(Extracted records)
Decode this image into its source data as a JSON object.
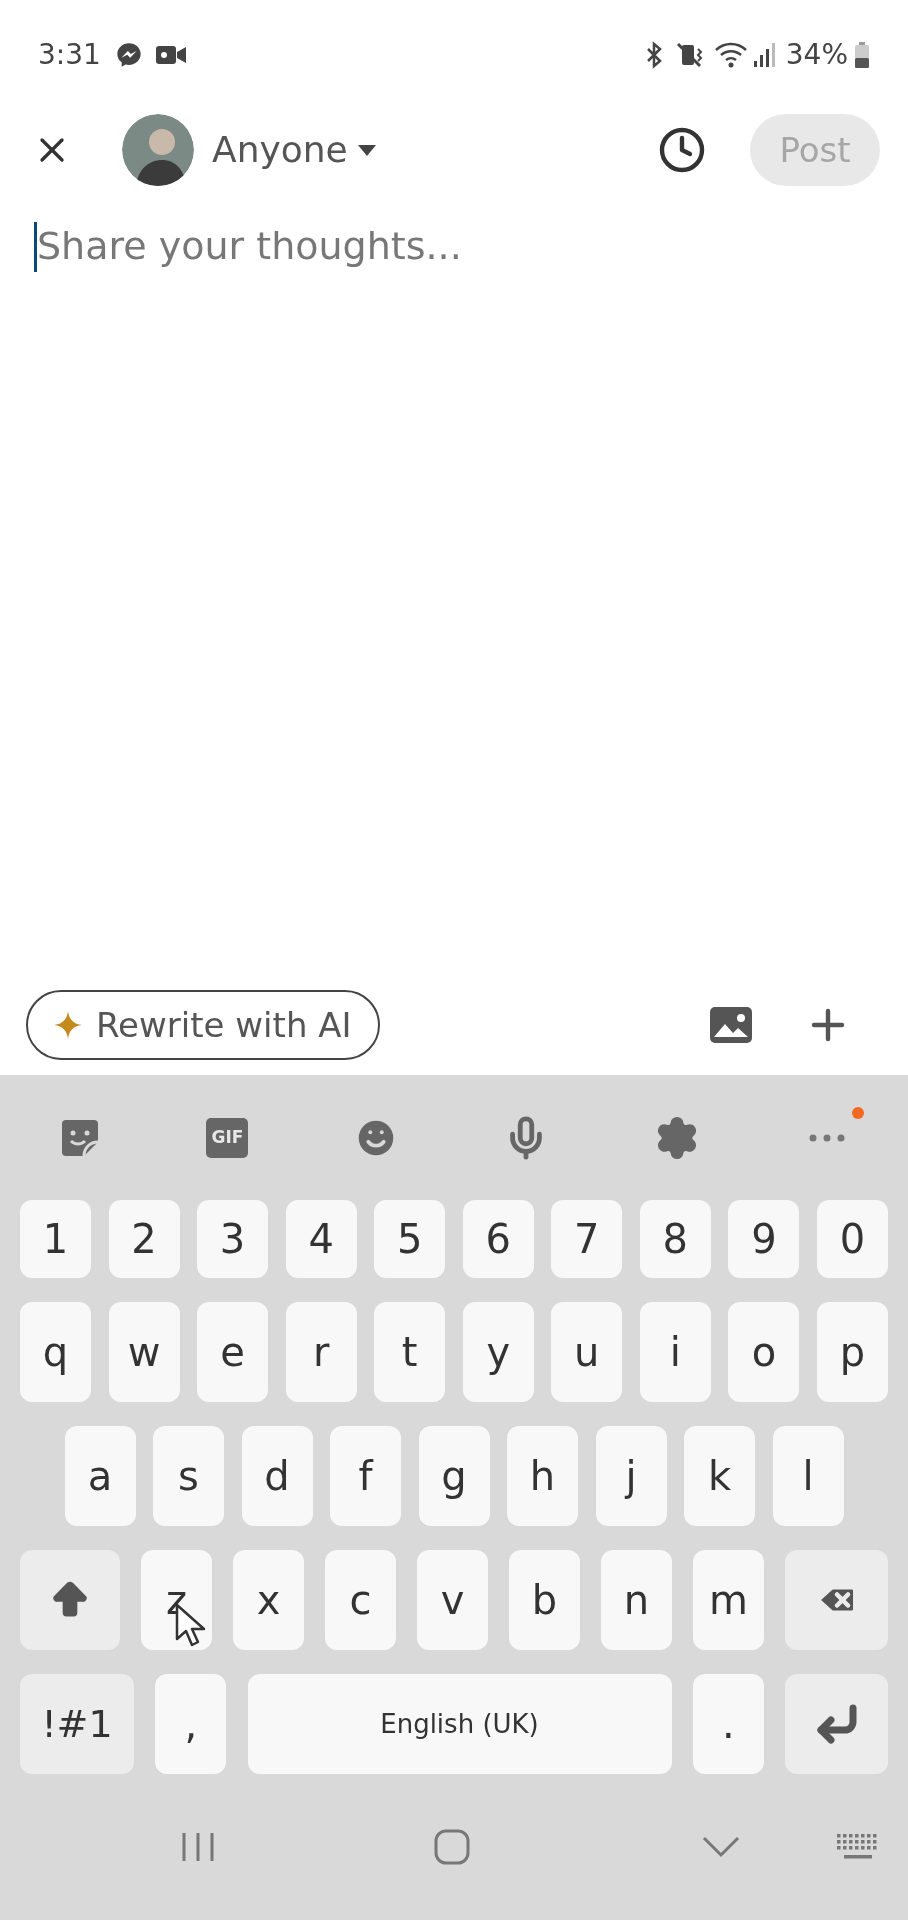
{
  "status_bar": {
    "time": "3:31",
    "battery": "34%"
  },
  "header": {
    "audience": "Anyone",
    "post_button": {
      "label": "Post",
      "disabled": true
    }
  },
  "composer": {
    "placeholder": "Share your thoughts..."
  },
  "actions": {
    "rewrite_button": "Rewrite with AI"
  },
  "keyboard": {
    "toolbar": {
      "gif_label": "GIF"
    },
    "rows": [
      {
        "keys": [
          {
            "kind": "char",
            "label": "1"
          },
          {
            "kind": "char",
            "label": "2"
          },
          {
            "kind": "char",
            "label": "3"
          },
          {
            "kind": "char",
            "label": "4"
          },
          {
            "kind": "char",
            "label": "5"
          },
          {
            "kind": "char",
            "label": "6"
          },
          {
            "kind": "char",
            "label": "7"
          },
          {
            "kind": "char",
            "label": "8"
          },
          {
            "kind": "char",
            "label": "9"
          },
          {
            "kind": "char",
            "label": "0"
          }
        ]
      },
      {
        "keys": [
          {
            "kind": "char",
            "label": "q"
          },
          {
            "kind": "char",
            "label": "w"
          },
          {
            "kind": "char",
            "label": "e"
          },
          {
            "kind": "char",
            "label": "r"
          },
          {
            "kind": "char",
            "label": "t"
          },
          {
            "kind": "char",
            "label": "y"
          },
          {
            "kind": "char",
            "label": "u"
          },
          {
            "kind": "char",
            "label": "i"
          },
          {
            "kind": "char",
            "label": "o"
          },
          {
            "kind": "char",
            "label": "p"
          }
        ]
      },
      {
        "keys": [
          {
            "kind": "char",
            "label": "a"
          },
          {
            "kind": "char",
            "label": "s"
          },
          {
            "kind": "char",
            "label": "d"
          },
          {
            "kind": "char",
            "label": "f"
          },
          {
            "kind": "char",
            "label": "g"
          },
          {
            "kind": "char",
            "label": "h"
          },
          {
            "kind": "char",
            "label": "j"
          },
          {
            "kind": "char",
            "label": "k"
          },
          {
            "kind": "char",
            "label": "l"
          }
        ]
      },
      {
        "keys": [
          {
            "kind": "shift"
          },
          {
            "kind": "char",
            "label": "z"
          },
          {
            "kind": "char",
            "label": "x"
          },
          {
            "kind": "char",
            "label": "c"
          },
          {
            "kind": "char",
            "label": "v"
          },
          {
            "kind": "char",
            "label": "b"
          },
          {
            "kind": "char",
            "label": "n"
          },
          {
            "kind": "char",
            "label": "m"
          },
          {
            "kind": "backspace"
          }
        ]
      },
      {
        "keys": [
          {
            "kind": "symbols",
            "label": "!#1"
          },
          {
            "kind": "char",
            "label": ","
          },
          {
            "kind": "space",
            "label": "English (UK)"
          },
          {
            "kind": "char",
            "label": "."
          },
          {
            "kind": "enter"
          }
        ]
      }
    ]
  }
}
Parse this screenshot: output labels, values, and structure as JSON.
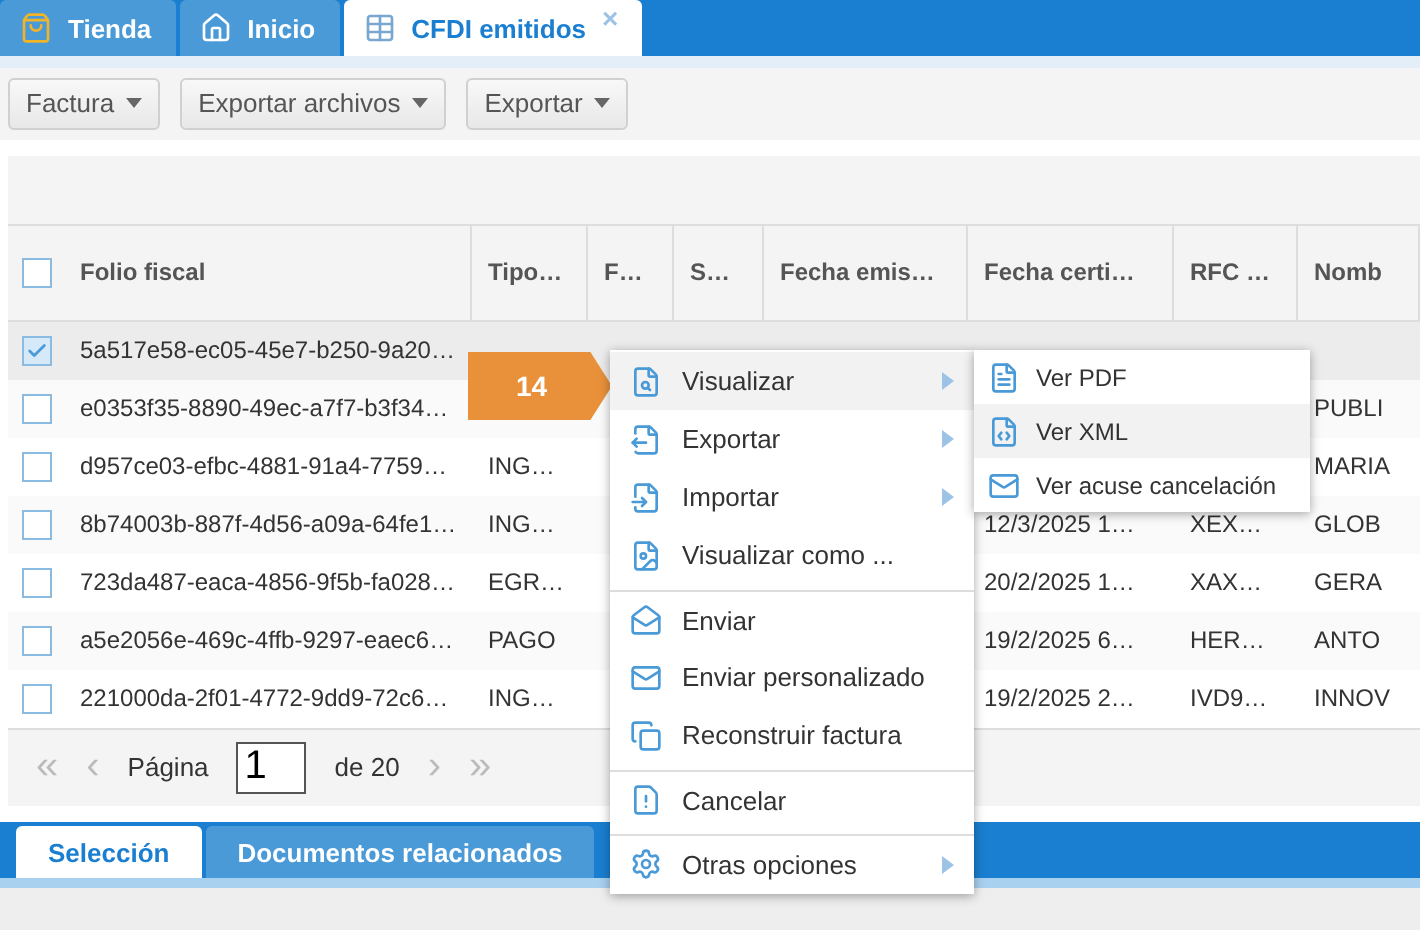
{
  "tabs": [
    {
      "label": "Tienda",
      "selected": false,
      "closable": false
    },
    {
      "label": "Inicio",
      "selected": false,
      "closable": false
    },
    {
      "label": "CFDI emitidos",
      "selected": true,
      "closable": true,
      "close_glyph": "×"
    }
  ],
  "toolbar": [
    {
      "label": "Factura"
    },
    {
      "label": "Exportar archivos"
    },
    {
      "label": "Exportar"
    }
  ],
  "table": {
    "columns": [
      "Folio fiscal",
      "Tipo…",
      "F…",
      "S…",
      "Fecha emis…",
      "Fecha certi…",
      "RFC …",
      "Nomb"
    ],
    "header_checked": false,
    "rows": [
      {
        "checked": true,
        "selected": true,
        "cells": [
          "5a517e58-ec05-45e7-b250-9a20…",
          null,
          null,
          null,
          null,
          null,
          null,
          null
        ]
      },
      {
        "checked": false,
        "selected": false,
        "cells": [
          "e0353f35-8890-49ec-a7f7-b3f34…",
          null,
          null,
          null,
          null,
          null,
          null,
          "PUBLI"
        ]
      },
      {
        "checked": false,
        "selected": false,
        "cells": [
          "d957ce03-efbc-4881-91a4-7759…",
          "ING…",
          null,
          null,
          null,
          null,
          null,
          "MARIA"
        ]
      },
      {
        "checked": false,
        "selected": false,
        "cells": [
          "8b74003b-887f-4d56-a09a-64fe1…",
          "ING…",
          null,
          null,
          null,
          "12/3/2025 1…",
          "XEX…",
          "GLOB"
        ]
      },
      {
        "checked": false,
        "selected": false,
        "cells": [
          "723da487-eaca-4856-9f5b-fa028…",
          "EGR…",
          null,
          null,
          null,
          "20/2/2025 1…",
          "XAX…",
          "GERA"
        ]
      },
      {
        "checked": false,
        "selected": false,
        "cells": [
          "a5e2056e-469c-4ffb-9297-eaec6…",
          "PAGO",
          null,
          null,
          null,
          "19/2/2025 6…",
          "HER…",
          "ANTO"
        ]
      },
      {
        "checked": false,
        "selected": false,
        "cells": [
          "221000da-2f01-4772-9dd9-72c6…",
          "ING…",
          null,
          null,
          null,
          "19/2/2025 2…",
          "IVD9…",
          "INNOV"
        ]
      }
    ]
  },
  "pager": {
    "first": "«",
    "prev": "‹",
    "label": "Página",
    "page": "1",
    "of": "de 20",
    "next": "›",
    "last": "»"
  },
  "bottom_tabs": [
    {
      "label": "Selección",
      "selected": true
    },
    {
      "label": "Documentos relacionados",
      "selected": false
    }
  ],
  "step_badge": "14",
  "context_menu": [
    {
      "label": "Visualizar",
      "has_submenu": true,
      "selected": true,
      "separator_before": false
    },
    {
      "label": "Exportar",
      "has_submenu": true,
      "selected": false,
      "separator_before": false
    },
    {
      "label": "Importar",
      "has_submenu": true,
      "selected": false,
      "separator_before": false
    },
    {
      "label": "Visualizar como ...",
      "has_submenu": false,
      "selected": false,
      "separator_before": false
    },
    {
      "label": "Enviar",
      "has_submenu": false,
      "selected": false,
      "separator_before": true
    },
    {
      "label": "Enviar personalizado",
      "has_submenu": false,
      "selected": false,
      "separator_before": false
    },
    {
      "label": "Reconstruir factura",
      "has_submenu": false,
      "selected": false,
      "separator_before": false
    },
    {
      "label": "Cancelar",
      "has_submenu": false,
      "selected": false,
      "separator_before": true
    },
    {
      "label": "Otras opciones",
      "has_submenu": true,
      "selected": false,
      "separator_before": true
    }
  ],
  "submenu": [
    {
      "label": "Ver PDF",
      "selected": false
    },
    {
      "label": "Ver XML",
      "selected": true
    },
    {
      "label": "Ver acuse cancelación",
      "selected": false
    }
  ]
}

» **GOAL OF THE EXERCISE**: Transcribe every line from the records above without alteration, and leave out the images.

» **TASK RESULT**:
Decode this image into its source data as a JSON object.
{
  "status_bar": {
    "time": "3:31",
    "battery": "34%"
  },
  "header": {
    "audience": "Anyone",
    "post_button": {
      "label": "Post",
      "disabled": true
    }
  },
  "composer": {
    "placeholder": "Share your thoughts..."
  },
  "actions": {
    "rewrite_button": "Rewrite with AI"
  },
  "keyboard": {
    "toolbar": {
      "gif_label": "GIF"
    },
    "rows": [
      {
        "keys": [
          {
            "kind": "char",
            "label": "1"
          },
          {
            "kind": "char",
            "label": "2"
          },
          {
            "kind": "char",
            "label": "3"
          },
          {
            "kind": "char",
            "label": "4"
          },
          {
            "kind": "char",
            "label": "5"
          },
          {
            "kind": "char",
            "label": "6"
          },
          {
            "kind": "char",
            "label": "7"
          },
          {
            "kind": "char",
            "label": "8"
          },
          {
            "kind": "char",
            "label": "9"
          },
          {
            "kind": "char",
            "label": "0"
          }
        ]
      },
      {
        "keys": [
          {
            "kind": "char",
            "label": "q"
          },
          {
            "kind": "char",
            "label": "w"
          },
          {
            "kind": "char",
            "label": "e"
          },
          {
            "kind": "char",
            "label": "r"
          },
          {
            "kind": "char",
            "label": "t"
          },
          {
            "kind": "char",
            "label": "y"
          },
          {
            "kind": "char",
            "label": "u"
          },
          {
            "kind": "char",
            "label": "i"
          },
          {
            "kind": "char",
            "label": "o"
          },
          {
            "kind": "char",
            "label": "p"
          }
        ]
      },
      {
        "keys": [
          {
            "kind": "char",
            "label": "a"
          },
          {
            "kind": "char",
            "label": "s"
          },
          {
            "kind": "char",
            "label": "d"
          },
          {
            "kind": "char",
            "label": "f"
          },
          {
            "kind": "char",
            "label": "g"
          },
          {
            "kind": "char",
            "label": "h"
          },
          {
            "kind": "char",
            "label": "j"
          },
          {
            "kind": "char",
            "label": "k"
          },
          {
            "kind": "char",
            "label": "l"
          }
        ]
      },
      {
        "keys": [
          {
            "kind": "shift"
          },
          {
            "kind": "char",
            "label": "z"
          },
          {
            "kind": "char",
            "label": "x"
          },
          {
            "kind": "char",
            "label": "c"
          },
          {
            "kind": "char",
            "label": "v"
          },
          {
            "kind": "char",
            "label": "b"
          },
          {
            "kind": "char",
            "label": "n"
          },
          {
            "kind": "char",
            "label": "m"
          },
          {
            "kind": "backspace"
          }
        ]
      },
      {
        "keys": [
          {
            "kind": "symbols",
            "label": "!#1"
          },
          {
            "kind": "char",
            "label": ","
          },
          {
            "kind": "space",
            "label": "English (UK)"
          },
          {
            "kind": "char",
            "label": "."
          },
          {
            "kind": "enter"
          }
        ]
      }
    ]
  }
}
Parse this screenshot: output labels, values, and structure as JSON.
{
  "tabs": [
    {
      "label": "Tienda",
      "selected": false,
      "closable": false
    },
    {
      "label": "Inicio",
      "selected": false,
      "closable": false
    },
    {
      "label": "CFDI emitidos",
      "selected": true,
      "closable": true,
      "close_glyph": "×"
    }
  ],
  "toolbar": [
    {
      "label": "Factura"
    },
    {
      "label": "Exportar archivos"
    },
    {
      "label": "Exportar"
    }
  ],
  "table": {
    "columns": [
      "Folio fiscal",
      "Tipo…",
      "F…",
      "S…",
      "Fecha emis…",
      "Fecha certi…",
      "RFC …",
      "Nomb"
    ],
    "header_checked": false,
    "rows": [
      {
        "checked": true,
        "selected": true,
        "cells": [
          "5a517e58-ec05-45e7-b250-9a20…",
          null,
          null,
          null,
          null,
          null,
          null,
          null
        ]
      },
      {
        "checked": false,
        "selected": false,
        "cells": [
          "e0353f35-8890-49ec-a7f7-b3f34…",
          null,
          null,
          null,
          null,
          null,
          null,
          "PUBLI"
        ]
      },
      {
        "checked": false,
        "selected": false,
        "cells": [
          "d957ce03-efbc-4881-91a4-7759…",
          "ING…",
          null,
          null,
          null,
          null,
          null,
          "MARIA"
        ]
      },
      {
        "checked": false,
        "selected": false,
        "cells": [
          "8b74003b-887f-4d56-a09a-64fe1…",
          "ING…",
          null,
          null,
          null,
          "12/3/2025 1…",
          "XEX…",
          "GLOB"
        ]
      },
      {
        "checked": false,
        "selected": false,
        "cells": [
          "723da487-eaca-4856-9f5b-fa028…",
          "EGR…",
          null,
          null,
          null,
          "20/2/2025 1…",
          "XAX…",
          "GERA"
        ]
      },
      {
        "checked": false,
        "selected": false,
        "cells": [
          "a5e2056e-469c-4ffb-9297-eaec6…",
          "PAGO",
          null,
          null,
          null,
          "19/2/2025 6…",
          "HER…",
          "ANTO"
        ]
      },
      {
        "checked": false,
        "selected": false,
        "cells": [
          "221000da-2f01-4772-9dd9-72c6…",
          "ING…",
          null,
          null,
          null,
          "19/2/2025 2…",
          "IVD9…",
          "INNOV"
        ]
      }
    ]
  },
  "pager": {
    "first": "«",
    "prev": "‹",
    "label": "Página",
    "page": "1",
    "of": "de 20",
    "next": "›",
    "last": "»"
  },
  "bottom_tabs": [
    {
      "label": "Selección",
      "selected": true
    },
    {
      "label": "Documentos relacionados",
      "selected": false
    }
  ],
  "step_badge": "14",
  "context_menu": [
    {
      "label": "Visualizar",
      "has_submenu": true,
      "selected": true,
      "separator_before": false
    },
    {
      "label": "Exportar",
      "has_submenu": true,
      "selected": false,
      "separator_before": false
    },
    {
      "label": "Importar",
      "has_submenu": true,
      "selected": false,
      "separator_before": false
    },
    {
      "label": "Visualizar como ...",
      "has_submenu": false,
      "selected": false,
      "separator_before": false
    },
    {
      "label": "Enviar",
      "has_submenu": false,
      "selected": false,
      "separator_before": true
    },
    {
      "label": "Enviar personalizado",
      "has_submenu": false,
      "selected": false,
      "separator_before": false
    },
    {
      "label": "Reconstruir factura",
      "has_submenu": false,
      "selected": false,
      "separator_before": false
    },
    {
      "label": "Cancelar",
      "has_submenu": false,
      "selected": false,
      "separator_before": true
    },
    {
      "label": "Otras opciones",
      "has_submenu": true,
      "selected": false,
      "separator_before": true
    }
  ],
  "submenu": [
    {
      "label": "Ver PDF",
      "selected": false
    },
    {
      "label": "Ver XML",
      "selected": true
    },
    {
      "label": "Ver acuse cancelación",
      "selected": false
    }
  ]
}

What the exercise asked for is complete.